[Start Data excerpts]
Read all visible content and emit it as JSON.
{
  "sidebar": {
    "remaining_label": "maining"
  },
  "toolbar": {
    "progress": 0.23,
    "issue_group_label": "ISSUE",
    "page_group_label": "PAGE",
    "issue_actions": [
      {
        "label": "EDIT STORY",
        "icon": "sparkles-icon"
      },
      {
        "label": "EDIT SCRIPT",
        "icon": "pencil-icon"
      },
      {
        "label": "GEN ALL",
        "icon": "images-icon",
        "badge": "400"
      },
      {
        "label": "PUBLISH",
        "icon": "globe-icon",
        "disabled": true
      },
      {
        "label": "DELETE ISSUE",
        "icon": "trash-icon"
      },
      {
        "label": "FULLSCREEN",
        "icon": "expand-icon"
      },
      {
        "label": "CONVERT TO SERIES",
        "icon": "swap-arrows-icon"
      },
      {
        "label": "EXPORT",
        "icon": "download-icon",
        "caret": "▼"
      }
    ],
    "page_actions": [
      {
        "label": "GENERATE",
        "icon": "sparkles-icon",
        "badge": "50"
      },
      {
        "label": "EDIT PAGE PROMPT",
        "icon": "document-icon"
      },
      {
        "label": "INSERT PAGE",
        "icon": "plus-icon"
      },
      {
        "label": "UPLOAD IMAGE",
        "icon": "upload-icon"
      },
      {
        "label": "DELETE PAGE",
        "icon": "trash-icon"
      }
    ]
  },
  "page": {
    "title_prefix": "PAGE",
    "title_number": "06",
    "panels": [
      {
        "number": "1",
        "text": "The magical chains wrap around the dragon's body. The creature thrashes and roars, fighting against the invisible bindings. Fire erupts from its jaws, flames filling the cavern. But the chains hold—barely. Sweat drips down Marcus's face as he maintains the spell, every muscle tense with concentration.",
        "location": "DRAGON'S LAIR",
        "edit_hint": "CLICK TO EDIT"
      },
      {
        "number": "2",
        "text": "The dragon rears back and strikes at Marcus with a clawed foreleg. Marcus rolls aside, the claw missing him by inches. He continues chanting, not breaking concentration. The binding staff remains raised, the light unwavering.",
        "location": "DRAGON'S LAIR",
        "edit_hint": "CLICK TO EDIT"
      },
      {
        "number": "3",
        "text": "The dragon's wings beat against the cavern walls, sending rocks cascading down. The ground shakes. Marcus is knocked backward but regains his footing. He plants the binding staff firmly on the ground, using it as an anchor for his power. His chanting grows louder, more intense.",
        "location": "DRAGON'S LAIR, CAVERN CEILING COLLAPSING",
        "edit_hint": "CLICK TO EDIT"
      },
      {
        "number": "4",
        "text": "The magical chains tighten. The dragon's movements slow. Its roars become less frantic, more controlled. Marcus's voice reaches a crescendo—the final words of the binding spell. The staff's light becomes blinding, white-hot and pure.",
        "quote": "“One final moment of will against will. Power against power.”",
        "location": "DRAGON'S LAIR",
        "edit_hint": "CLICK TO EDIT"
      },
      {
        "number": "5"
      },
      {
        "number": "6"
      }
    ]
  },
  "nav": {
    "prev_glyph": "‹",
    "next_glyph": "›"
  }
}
[End Data excerpts]
▸ **Challenge**: Say how many lines include the word "Marcus"; reply with the number alone.

▸ **Exercise result**: 4